** BEGIN Items **

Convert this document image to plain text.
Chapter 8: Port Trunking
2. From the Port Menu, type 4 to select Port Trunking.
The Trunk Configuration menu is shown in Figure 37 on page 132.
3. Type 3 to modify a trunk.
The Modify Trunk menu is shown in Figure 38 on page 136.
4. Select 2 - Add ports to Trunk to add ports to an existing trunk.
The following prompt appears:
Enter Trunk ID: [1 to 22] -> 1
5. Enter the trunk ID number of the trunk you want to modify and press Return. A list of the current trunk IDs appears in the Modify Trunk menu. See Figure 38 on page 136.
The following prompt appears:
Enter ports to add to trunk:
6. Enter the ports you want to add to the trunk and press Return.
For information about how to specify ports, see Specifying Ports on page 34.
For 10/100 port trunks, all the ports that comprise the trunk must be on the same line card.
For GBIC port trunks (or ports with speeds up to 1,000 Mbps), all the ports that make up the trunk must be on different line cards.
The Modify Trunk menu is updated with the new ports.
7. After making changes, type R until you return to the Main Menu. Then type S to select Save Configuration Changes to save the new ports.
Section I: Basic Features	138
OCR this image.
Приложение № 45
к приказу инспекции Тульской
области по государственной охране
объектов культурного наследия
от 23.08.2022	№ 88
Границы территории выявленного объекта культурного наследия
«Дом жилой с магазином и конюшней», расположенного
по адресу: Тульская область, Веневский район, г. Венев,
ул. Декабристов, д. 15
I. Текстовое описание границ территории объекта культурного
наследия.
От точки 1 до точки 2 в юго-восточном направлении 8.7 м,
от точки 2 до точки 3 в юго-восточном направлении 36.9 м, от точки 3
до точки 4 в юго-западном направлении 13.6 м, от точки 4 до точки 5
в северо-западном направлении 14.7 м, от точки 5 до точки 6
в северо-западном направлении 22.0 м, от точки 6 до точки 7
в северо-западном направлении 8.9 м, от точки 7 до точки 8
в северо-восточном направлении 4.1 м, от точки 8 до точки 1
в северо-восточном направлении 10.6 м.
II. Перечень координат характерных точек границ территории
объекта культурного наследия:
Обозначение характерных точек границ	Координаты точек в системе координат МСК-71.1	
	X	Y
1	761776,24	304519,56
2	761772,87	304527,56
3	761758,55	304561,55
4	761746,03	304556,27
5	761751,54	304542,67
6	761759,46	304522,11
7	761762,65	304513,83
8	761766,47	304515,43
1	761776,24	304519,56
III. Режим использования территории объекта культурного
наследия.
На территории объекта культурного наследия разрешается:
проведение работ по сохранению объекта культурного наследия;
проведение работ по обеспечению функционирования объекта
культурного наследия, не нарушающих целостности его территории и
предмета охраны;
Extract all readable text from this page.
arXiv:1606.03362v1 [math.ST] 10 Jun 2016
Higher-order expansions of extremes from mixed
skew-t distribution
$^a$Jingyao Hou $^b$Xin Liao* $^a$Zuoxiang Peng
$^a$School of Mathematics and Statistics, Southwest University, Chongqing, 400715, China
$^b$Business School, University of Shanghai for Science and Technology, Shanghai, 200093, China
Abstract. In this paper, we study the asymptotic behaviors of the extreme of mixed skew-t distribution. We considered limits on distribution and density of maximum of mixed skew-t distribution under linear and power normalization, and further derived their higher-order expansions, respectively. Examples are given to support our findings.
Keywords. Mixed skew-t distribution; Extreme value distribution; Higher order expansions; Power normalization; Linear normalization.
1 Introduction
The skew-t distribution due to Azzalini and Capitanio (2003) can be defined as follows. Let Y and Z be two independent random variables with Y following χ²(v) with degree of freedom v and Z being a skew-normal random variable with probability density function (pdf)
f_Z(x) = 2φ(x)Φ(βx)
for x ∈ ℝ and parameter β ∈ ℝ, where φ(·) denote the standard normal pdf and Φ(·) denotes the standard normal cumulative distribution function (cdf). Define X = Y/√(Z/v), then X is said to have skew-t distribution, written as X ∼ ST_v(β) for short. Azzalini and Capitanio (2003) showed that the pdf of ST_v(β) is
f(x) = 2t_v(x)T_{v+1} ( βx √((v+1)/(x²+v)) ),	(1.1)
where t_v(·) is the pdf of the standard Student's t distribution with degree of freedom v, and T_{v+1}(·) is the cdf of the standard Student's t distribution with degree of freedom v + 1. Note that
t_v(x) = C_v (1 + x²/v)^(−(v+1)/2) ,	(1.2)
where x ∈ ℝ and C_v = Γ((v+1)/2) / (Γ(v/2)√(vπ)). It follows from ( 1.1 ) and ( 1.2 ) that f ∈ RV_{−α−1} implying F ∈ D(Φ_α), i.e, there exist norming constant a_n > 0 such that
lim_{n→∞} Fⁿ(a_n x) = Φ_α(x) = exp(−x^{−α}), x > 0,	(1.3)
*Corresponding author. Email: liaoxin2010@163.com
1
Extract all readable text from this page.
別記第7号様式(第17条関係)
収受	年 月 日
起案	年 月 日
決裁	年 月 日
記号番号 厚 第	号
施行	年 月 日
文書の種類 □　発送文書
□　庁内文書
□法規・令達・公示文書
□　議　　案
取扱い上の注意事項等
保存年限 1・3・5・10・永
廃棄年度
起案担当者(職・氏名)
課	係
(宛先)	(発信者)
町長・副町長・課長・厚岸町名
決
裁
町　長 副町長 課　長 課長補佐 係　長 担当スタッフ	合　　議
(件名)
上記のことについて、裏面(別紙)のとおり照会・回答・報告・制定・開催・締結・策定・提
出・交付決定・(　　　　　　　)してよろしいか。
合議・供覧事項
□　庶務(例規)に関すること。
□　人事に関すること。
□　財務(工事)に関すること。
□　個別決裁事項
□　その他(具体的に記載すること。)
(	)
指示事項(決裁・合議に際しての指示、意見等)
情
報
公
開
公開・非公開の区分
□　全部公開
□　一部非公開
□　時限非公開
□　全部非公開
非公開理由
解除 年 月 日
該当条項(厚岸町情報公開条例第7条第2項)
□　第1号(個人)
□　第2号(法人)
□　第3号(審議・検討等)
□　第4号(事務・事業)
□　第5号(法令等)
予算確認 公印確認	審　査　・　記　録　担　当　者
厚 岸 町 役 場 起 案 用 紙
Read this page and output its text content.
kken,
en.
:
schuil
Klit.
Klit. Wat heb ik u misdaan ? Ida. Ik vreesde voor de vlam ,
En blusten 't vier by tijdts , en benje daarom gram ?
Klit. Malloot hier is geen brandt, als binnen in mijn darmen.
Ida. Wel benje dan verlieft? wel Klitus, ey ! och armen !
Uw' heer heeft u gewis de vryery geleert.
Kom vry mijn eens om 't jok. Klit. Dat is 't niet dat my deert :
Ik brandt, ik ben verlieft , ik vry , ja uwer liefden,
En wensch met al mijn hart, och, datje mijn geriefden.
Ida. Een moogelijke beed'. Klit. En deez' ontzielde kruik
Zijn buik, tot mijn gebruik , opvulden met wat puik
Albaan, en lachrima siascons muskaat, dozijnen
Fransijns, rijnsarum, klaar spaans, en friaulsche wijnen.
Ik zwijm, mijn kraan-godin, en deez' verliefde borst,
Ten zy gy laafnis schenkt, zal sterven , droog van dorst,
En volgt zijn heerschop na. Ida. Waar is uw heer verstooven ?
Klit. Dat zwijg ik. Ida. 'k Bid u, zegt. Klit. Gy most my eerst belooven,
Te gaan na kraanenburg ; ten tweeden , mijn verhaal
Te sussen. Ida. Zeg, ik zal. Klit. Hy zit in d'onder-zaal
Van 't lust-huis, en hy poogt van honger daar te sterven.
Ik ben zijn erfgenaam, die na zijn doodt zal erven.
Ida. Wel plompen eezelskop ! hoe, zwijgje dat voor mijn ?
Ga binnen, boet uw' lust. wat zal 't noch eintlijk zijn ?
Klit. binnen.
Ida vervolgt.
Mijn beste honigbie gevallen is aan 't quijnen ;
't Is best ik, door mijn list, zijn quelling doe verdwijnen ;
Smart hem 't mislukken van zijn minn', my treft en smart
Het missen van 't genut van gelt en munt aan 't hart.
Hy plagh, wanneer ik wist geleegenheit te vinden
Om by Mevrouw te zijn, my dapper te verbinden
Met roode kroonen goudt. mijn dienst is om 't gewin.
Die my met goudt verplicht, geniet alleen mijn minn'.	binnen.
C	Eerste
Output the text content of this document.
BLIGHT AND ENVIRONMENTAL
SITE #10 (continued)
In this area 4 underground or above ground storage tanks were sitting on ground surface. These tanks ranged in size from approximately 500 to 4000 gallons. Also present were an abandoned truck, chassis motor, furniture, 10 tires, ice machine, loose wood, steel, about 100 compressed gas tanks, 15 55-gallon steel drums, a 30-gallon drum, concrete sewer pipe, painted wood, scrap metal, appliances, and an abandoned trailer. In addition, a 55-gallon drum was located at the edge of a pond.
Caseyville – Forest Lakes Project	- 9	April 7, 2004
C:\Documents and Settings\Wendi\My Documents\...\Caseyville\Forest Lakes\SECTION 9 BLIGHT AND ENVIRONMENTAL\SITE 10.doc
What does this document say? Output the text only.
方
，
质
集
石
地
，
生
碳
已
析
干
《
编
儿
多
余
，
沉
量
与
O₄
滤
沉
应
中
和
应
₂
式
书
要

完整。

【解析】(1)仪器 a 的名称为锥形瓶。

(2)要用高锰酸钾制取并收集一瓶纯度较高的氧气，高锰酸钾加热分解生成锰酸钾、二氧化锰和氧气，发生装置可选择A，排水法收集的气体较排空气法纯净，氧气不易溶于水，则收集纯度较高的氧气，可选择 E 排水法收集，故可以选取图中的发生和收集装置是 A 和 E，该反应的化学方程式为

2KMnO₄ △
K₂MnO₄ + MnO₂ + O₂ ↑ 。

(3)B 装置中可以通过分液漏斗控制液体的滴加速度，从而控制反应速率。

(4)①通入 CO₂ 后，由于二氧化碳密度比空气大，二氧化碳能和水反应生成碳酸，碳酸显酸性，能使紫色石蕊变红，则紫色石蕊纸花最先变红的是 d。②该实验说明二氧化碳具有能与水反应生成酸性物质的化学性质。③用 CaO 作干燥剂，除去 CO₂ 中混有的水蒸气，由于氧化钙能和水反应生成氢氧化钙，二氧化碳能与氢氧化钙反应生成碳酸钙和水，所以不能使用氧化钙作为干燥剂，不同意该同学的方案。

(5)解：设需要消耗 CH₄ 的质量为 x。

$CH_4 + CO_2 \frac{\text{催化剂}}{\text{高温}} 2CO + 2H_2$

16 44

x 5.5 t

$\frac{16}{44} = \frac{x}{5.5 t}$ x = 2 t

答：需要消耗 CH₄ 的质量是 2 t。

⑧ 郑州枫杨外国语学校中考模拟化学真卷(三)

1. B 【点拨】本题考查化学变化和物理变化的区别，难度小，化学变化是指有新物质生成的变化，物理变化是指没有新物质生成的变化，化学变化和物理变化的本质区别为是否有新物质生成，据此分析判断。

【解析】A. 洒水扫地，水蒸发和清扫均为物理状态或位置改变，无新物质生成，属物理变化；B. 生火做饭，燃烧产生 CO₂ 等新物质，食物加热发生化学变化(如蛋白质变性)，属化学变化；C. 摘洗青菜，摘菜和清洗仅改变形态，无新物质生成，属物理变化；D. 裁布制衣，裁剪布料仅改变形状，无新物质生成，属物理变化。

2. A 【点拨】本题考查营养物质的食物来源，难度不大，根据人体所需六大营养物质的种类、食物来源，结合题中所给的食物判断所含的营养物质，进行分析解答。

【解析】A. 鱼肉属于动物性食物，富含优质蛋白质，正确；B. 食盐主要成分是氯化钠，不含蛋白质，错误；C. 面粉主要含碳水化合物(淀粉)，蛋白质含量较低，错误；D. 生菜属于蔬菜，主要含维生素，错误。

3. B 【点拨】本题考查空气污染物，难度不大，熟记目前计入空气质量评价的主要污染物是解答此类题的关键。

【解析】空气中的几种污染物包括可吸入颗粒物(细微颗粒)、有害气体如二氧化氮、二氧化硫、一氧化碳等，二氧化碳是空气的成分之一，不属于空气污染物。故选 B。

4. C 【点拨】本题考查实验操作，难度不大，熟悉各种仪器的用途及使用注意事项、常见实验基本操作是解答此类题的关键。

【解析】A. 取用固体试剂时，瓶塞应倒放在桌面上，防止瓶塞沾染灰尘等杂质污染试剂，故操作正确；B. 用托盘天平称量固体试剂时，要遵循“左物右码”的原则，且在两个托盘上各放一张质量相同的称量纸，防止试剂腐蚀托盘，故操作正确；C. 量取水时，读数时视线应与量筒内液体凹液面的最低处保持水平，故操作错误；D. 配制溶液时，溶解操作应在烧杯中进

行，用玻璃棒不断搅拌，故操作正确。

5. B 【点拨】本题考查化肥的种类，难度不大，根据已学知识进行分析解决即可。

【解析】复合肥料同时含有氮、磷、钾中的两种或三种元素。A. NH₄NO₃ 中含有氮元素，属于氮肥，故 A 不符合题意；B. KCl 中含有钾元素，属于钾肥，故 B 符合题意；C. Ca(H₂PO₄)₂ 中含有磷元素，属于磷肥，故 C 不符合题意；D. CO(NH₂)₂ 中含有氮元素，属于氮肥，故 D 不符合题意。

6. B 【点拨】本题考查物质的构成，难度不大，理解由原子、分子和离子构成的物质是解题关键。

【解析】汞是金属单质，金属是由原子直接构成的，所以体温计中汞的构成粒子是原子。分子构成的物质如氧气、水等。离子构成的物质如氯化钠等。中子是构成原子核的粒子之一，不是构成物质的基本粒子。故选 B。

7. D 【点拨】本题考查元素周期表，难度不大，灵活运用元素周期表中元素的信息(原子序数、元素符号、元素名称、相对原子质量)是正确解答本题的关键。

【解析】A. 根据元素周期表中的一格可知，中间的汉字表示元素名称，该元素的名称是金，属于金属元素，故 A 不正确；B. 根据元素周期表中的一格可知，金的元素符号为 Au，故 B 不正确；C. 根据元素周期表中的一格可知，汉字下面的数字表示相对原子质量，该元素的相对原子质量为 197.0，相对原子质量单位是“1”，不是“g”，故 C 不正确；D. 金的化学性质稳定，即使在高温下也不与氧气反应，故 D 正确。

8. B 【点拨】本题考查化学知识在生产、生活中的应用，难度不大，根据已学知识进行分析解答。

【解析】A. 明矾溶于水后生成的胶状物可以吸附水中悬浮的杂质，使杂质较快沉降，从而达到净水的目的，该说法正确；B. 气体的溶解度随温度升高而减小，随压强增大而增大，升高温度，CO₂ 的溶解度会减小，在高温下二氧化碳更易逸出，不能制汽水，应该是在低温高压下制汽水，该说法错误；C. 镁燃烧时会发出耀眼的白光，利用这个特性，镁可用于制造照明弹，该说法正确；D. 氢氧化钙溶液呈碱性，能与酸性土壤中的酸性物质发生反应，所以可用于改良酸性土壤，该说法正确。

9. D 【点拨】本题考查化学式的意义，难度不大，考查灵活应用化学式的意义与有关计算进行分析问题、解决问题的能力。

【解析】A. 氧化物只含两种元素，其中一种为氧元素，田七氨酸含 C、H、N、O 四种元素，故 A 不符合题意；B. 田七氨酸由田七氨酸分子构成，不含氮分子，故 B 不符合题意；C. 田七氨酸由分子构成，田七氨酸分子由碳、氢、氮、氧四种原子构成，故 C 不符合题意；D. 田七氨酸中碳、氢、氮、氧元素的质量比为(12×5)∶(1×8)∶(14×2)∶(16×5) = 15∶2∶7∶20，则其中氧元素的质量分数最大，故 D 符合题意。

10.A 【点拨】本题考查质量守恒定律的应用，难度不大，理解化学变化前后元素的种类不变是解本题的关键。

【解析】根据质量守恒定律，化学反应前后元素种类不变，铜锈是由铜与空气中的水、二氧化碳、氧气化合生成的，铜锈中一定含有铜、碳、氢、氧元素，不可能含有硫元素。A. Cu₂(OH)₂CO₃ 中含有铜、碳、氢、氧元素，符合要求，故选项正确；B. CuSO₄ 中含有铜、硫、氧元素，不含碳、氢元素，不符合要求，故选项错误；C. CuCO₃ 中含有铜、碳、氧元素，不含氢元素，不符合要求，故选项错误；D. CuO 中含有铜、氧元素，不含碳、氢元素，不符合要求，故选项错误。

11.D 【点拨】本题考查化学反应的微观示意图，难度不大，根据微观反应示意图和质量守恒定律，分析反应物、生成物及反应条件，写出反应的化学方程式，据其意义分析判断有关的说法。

** END Items **

_Given request_: Scan the listing above and identify each line holding the string "ports"; copy every such line.

_Exercise answer_:
4. Select 2 - Add ports to Trunk to add ports to an existing trunk.
Enter ports to add to trunk:
6. Enter the ports you want to add to the trunk and press Return.
For information about how to specify ports, see Specifying Ports on page 34.
For 10/100 port trunks, all the ports that comprise the trunk must be on the same line card.
For GBIC port trunks (or ports with speeds up to 1,000 Mbps), all the ports that make up the trunk must be on different line cards.
The Modify Trunk menu is updated with the new ports.
7. After making changes, type R until you return to the Main Menu. Then type S to select Save Configuration Changes to save the new ports.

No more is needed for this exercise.